-- start of EXTRACT PROVIDED --

The Government of British Columbia must recognize that these services are overtaxed right now and that within a very few years the situation will become desperate. I'm calling on the Minister of Municipal Affairs (Hon. Mr. Lorimer) and the Minister of Economic Development (Hon. Mr. Lauk), as well as the Minister of Travel Industry (Hon. Mr. Hall), to treat this as a special area, an area of immediate need, and to pressure the federal government to recognize its responsibilities to assist in the financing of basic municipal services in the west coast area.
[ Page 634 ]
I will have more to say about specific problems in Alberni riding during the debate on the various estimates. There are a great many problems experienced by communities in my riding, but I do appreciate that Ministers are working at these problems and are taking steps to solve them.
HON. W.L. HARTLEY (Minister of Public Works): I rise with pleasure to take my place in the budget debate this afternoon.
Interjection.
HON. MR. HARTLEY: Well, that's more than some people can do across there.
MRS. JORDAN: I lasted longer than you will as a Minister and I wasn't paid $50,000 a year, either.
HON. MR. HARTLEY: At least youth is on our side.
My friend from Columbia River (Mr. Chabot) raised a question with regard to certain correspondence with regard to the tourist centre in Golden. He seems to have a great deal of trouble keeping track of his correspondence, but I have a letter here to him that was dated November 15, 1974, relating to this matter. If he wishes to have a copy, he's welcome. After the new government has gone to all the expense of providing the Members of the opposition with secretaries and all sorts of help — including the research help — they don't appear to spend very much time either researching or keeping track of their own and their constituents' records. The leader of the official opposition (Mr. Bennett) tried to make a great to-do about some furnishings ordered for his suite. I have a letter, of which I could table a copy with the House, signed by the Leader of the Opposition, W.R. Bennett, and addressed to myself wherein he writes to me and asks that the accordion partitions be removed and that the office space be redesigned. He encloses two or three diagrams as to how it should be done. I
MR. W.R. BENNETT (Leader of the Opposition): That was for our new Member.
HON. MR. HARTLEY: Now after he's done that, after he has gone so far as to put down in writing what he would like to have, he is so chintzy that he gets up and tries to make capital out of us spending money at his request.
DEPUTY SPEAKER: Order, please. I would ask the Hon. Minister to withdraw the term "chintzy." I don't think that's a parliamentary term.
HON. MR. HARTLEY: I will withdraw the term "chintzy."
MR. GARDOM: What does it mean?
DEPUTY SPEAKER: Will the Hon. Minister continue?

-- end of EXTRACT PROVIDED --
-- start of STORED RECORDS --

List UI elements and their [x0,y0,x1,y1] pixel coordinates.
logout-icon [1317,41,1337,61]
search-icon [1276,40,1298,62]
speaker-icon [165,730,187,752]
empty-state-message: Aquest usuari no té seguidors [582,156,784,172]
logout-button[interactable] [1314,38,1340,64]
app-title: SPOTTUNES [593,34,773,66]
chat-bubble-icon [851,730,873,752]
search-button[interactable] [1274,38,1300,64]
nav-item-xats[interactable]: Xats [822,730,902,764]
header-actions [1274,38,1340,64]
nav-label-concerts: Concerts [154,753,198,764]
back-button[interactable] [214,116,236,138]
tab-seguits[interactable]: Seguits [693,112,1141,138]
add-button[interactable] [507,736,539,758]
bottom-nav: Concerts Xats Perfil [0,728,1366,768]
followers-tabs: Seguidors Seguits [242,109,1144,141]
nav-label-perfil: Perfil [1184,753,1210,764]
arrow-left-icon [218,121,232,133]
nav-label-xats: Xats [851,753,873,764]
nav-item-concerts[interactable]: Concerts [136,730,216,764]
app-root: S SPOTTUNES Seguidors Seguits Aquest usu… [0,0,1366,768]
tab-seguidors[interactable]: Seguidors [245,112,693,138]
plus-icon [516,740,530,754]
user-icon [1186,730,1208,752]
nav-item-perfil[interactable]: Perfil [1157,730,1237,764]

-- end of STORED RECORDS --
-- start of STORED RECORDS --

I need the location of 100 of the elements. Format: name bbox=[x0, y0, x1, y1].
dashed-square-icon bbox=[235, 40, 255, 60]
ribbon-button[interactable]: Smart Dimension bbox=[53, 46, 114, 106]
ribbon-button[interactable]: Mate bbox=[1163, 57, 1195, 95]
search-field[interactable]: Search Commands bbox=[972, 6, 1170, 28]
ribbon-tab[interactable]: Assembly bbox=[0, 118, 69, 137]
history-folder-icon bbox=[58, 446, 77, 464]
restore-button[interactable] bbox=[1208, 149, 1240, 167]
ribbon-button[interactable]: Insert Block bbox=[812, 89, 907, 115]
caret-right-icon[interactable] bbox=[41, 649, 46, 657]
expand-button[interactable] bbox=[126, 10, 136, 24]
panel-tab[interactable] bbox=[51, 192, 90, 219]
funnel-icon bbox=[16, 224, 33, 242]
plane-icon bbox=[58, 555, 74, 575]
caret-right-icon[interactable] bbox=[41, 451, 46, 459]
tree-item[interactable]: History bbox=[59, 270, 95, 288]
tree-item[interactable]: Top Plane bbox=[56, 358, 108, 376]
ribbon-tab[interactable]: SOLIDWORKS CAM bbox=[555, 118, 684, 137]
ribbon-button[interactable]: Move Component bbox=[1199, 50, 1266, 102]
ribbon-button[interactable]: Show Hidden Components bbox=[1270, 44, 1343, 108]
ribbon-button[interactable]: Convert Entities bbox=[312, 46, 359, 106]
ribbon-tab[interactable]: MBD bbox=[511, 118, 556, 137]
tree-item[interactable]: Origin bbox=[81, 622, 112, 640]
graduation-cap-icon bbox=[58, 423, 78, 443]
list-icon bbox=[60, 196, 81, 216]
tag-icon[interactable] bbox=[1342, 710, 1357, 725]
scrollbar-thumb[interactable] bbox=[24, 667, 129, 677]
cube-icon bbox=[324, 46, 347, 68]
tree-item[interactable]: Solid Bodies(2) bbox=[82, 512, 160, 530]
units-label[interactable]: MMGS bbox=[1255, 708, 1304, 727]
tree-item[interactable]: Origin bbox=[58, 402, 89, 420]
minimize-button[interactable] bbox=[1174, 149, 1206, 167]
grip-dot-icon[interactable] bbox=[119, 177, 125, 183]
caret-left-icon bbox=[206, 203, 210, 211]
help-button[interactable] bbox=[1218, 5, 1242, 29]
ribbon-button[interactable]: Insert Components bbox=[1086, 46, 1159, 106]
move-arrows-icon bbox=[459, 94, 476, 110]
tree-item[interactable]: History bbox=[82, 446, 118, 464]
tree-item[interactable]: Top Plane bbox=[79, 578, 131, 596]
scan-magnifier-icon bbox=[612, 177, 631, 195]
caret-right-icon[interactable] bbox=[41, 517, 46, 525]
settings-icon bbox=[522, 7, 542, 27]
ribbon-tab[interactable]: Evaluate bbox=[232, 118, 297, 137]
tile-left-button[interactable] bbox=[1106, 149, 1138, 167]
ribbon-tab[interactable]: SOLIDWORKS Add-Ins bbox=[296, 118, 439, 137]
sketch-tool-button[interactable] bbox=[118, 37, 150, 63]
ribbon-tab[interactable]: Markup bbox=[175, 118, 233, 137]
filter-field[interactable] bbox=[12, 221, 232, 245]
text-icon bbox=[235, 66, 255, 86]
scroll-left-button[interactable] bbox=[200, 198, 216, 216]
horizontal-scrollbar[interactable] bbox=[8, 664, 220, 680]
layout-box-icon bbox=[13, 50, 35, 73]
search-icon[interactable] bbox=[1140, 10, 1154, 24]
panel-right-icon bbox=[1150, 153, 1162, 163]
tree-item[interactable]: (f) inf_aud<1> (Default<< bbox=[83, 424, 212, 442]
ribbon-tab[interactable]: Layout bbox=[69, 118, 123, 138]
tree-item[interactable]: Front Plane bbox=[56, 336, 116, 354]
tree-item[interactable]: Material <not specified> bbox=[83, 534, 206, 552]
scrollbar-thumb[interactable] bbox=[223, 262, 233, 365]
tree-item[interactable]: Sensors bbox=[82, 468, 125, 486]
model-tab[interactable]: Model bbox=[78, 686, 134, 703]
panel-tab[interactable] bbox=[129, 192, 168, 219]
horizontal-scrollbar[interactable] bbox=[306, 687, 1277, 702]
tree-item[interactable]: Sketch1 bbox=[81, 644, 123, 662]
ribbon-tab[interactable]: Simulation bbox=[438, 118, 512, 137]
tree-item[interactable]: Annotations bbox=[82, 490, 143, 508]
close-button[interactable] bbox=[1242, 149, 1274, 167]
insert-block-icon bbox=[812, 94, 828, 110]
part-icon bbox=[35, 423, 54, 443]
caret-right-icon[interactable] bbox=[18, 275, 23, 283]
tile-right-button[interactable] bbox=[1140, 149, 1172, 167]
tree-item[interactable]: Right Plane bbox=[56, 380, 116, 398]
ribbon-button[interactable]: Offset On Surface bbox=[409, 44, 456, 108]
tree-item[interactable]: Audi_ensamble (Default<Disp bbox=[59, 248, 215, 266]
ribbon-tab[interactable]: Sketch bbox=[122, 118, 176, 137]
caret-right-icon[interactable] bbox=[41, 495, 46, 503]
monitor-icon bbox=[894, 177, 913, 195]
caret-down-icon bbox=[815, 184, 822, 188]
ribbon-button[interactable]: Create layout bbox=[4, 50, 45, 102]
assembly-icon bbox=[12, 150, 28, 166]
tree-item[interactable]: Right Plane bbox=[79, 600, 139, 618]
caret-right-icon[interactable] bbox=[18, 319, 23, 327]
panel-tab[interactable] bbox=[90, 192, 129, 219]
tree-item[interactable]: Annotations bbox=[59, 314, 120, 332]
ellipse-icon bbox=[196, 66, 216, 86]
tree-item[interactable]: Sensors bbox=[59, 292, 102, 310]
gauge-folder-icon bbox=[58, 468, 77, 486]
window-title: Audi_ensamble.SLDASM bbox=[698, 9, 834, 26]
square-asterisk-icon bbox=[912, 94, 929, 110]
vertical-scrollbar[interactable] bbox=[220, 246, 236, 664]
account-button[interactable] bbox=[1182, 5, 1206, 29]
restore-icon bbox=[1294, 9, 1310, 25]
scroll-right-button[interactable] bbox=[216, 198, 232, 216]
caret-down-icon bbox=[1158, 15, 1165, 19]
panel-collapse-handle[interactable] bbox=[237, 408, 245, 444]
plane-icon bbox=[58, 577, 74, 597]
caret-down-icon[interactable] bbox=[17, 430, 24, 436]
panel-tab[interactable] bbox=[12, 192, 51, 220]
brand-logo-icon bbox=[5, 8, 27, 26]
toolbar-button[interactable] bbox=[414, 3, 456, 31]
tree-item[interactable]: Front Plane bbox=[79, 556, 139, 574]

-- end of STORED RECORDS --

**REQUEST 1:**
Please retype part of the budget debate transcript, starting with "HON. W.L. HARTLEY" and going on through "a year, either.".
**REQUEST 2:**
Decide whether each statement agrees with the budget debate transcript, and answer yes or no, quoting the words from it that settle the matter. (a) Mr. Hartley held a letter to the member for Columbia River dated November 15, 1974. (b) The Deputy Speaker asked the Minister to withdraw the term "chintzy." (c) Mrs. Jordan said she had been paid $50,000 a year.
**REQUEST 3:**
Write what follows the last line of the budget debate transcript.

**TASK OUTPUT 1:**
HON. W.L. HARTLEY (Minister of Public Works): I rise with pleasure to take my place in the budget debate this afternoon.
Interjection.
HON. MR. HARTLEY: Well, that's more than some people can do across there.
MRS. JORDAN: I lasted longer than you will as a Minister and I wasn't paid $50,000 a year, either.

**TASK OUTPUT 2:**
(a) Yes: "I have a letter here to him that was dated November 15, 1974"
(b) Yes: "I would ask the Hon. Minister to withdraw the term "chintzy.""
(c) No: "I wasn't paid $50,000 a year, either."

**TASK OUTPUT 3:**
HON. MR. HARTLEY: That's a term Premier Aberhart used to use, but I will withdraw it. Selecting any term or any phrase from that crew is poor taste — I admit it.
If the Leader of the Opposition would like to have a copy of the letter that he wrote to me several months ago and the diagrams suggesting different ways we could reorganize the office space, he's welcome to it.
MR. BENNETT: That was to accommodate our new Member.
HON. MR. HARTLEY: After we do everything we can to accommodate them, then they'll stand up here and decry the fact that we have done the very thing that they've requested.
Now, the Member for Columbia River (Mr. Chabot) yesterday was criticizing the fact that we were building in his riding a fine tourist centre.
MR. CHABOT: Hamburger steak house.
HON. MR. HARTLEY: He calls it a hamburger steak house. That's on his head, but I'm sure that the mayor of Golden and the citizens of Golden will not agree with him.
Golden is on the Trans-Canada Highway. Anyone coming into British Columbia from any other part of Canada by road, travelling on the No. I highway, comes in through the Trans-Canada Highway by this beautiful tourist information centre, and I think it's a credit to this province.
The Member for Columbia River said we should spend $1,500 and build an outhouse. That's typical Social Credit thinking. That's the way this province was run for 20 years, with $1,500 outhouses.
HON. MR. BARRETT: A one-holer or a two-holer?
HON. MR. HARTLEY: This is an eight-holer. It's a fine, well-designed building. We had to go to tenders twice. The first time that we called tenders there was one tender. We called tenders six months later and there were several tenders. Interestingly enough, the second call for tenders brought us in better prices than the first call.
MR. CHABOT: At $85 a square foot.
[ Page 635 ]
HON. MR. BARRETT: Around the hole.
HON. MR. HARTLEY: I brought along two folders that display the building and its setting in the pine trees. There's also a sketch showing the layout, and I'd be pleased to pass these about. If the Member for Columbia River is not proud, I'm sure that every other Member in the House feels that this is the type of facility that we should be building and should continue to build.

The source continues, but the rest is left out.